Entries supplied
# # # #

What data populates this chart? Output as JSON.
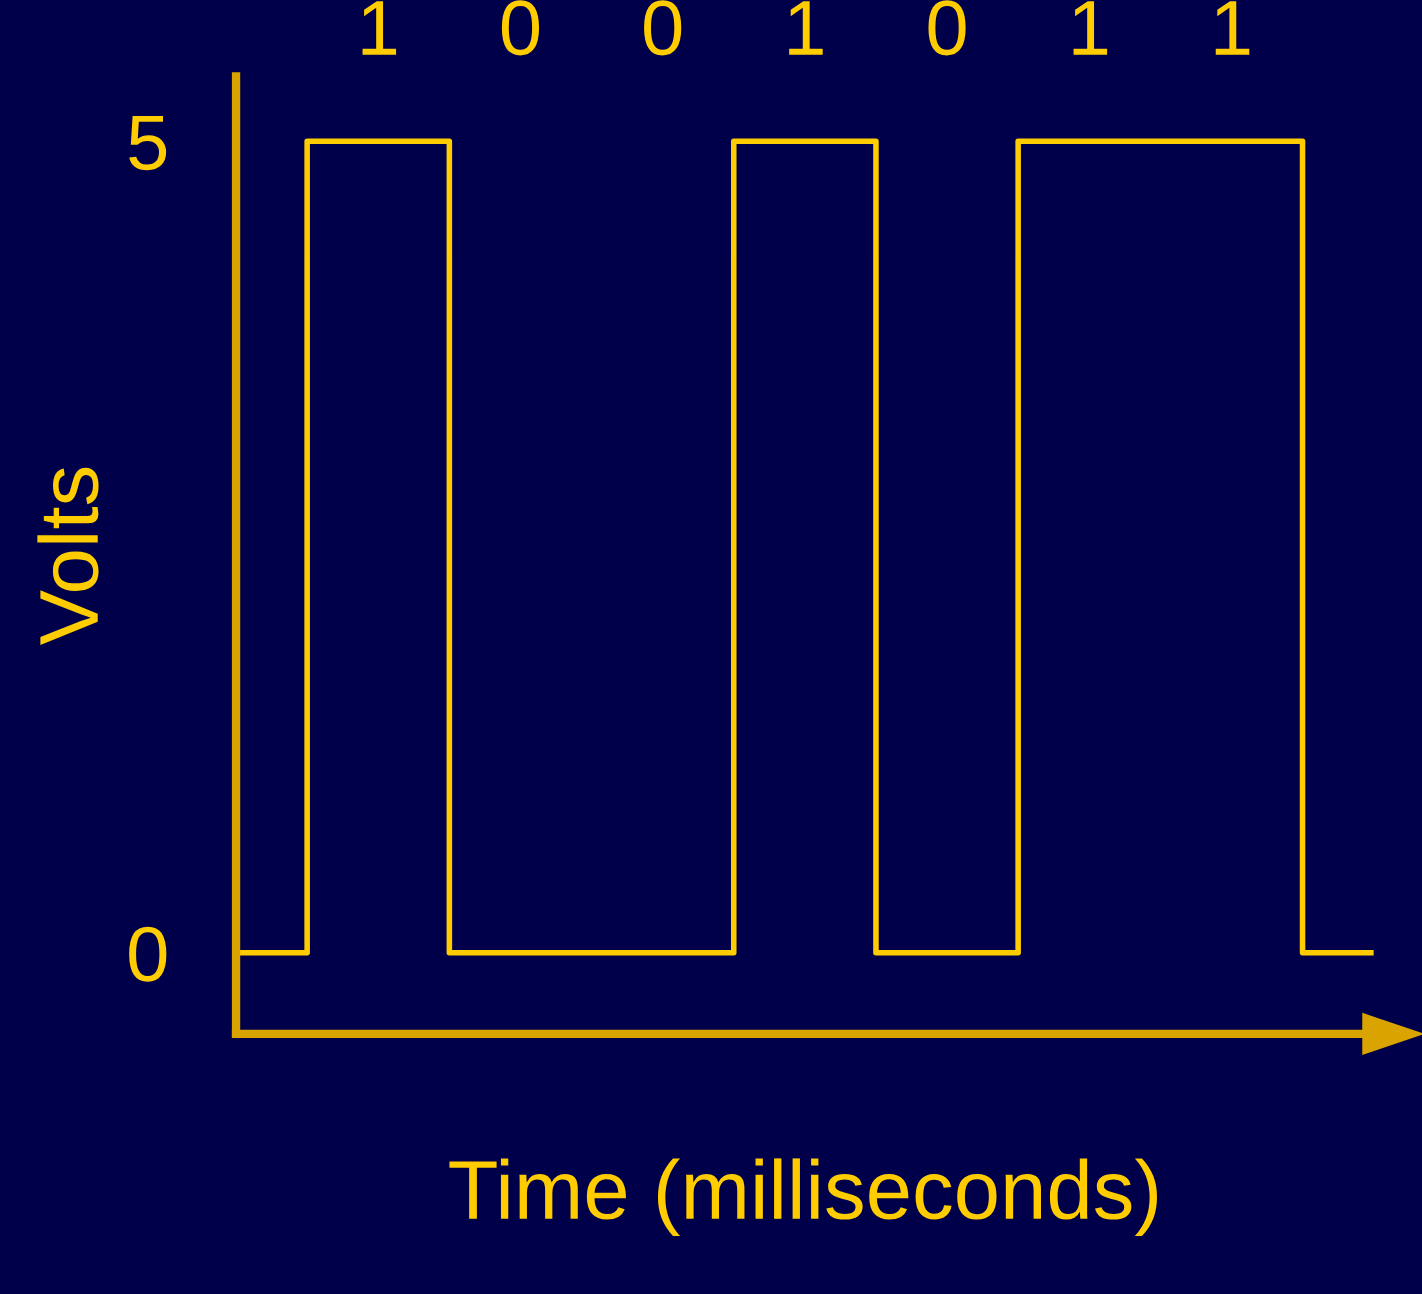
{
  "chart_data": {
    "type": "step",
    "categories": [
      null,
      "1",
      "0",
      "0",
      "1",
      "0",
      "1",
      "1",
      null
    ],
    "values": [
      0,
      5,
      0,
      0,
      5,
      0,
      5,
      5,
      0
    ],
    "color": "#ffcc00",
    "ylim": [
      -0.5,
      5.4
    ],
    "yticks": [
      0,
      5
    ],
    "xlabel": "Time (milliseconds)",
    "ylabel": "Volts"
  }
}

# # # #

What is expected
Copy out all of the data word for word. Do not carry over any picture.

The reply
What data populates this chart? Output as JSON.
{
  "chart_data": {
    "type": "step",
    "categories": [
      null,
      "1",
      "0",
      "0",
      "1",
      "0",
      "1",
      "1",
      null
    ],
    "values": [
      0,
      5,
      0,
      0,
      5,
      0,
      5,
      5,
      0
    ],
    "color": "#ffcc00",
    "ylim": [
      -0.5,
      5.4
    ],
    "yticks": [
      0,
      5
    ],
    "xlabel": "Time (milliseconds)",
    "ylabel": "Volts"
  }
}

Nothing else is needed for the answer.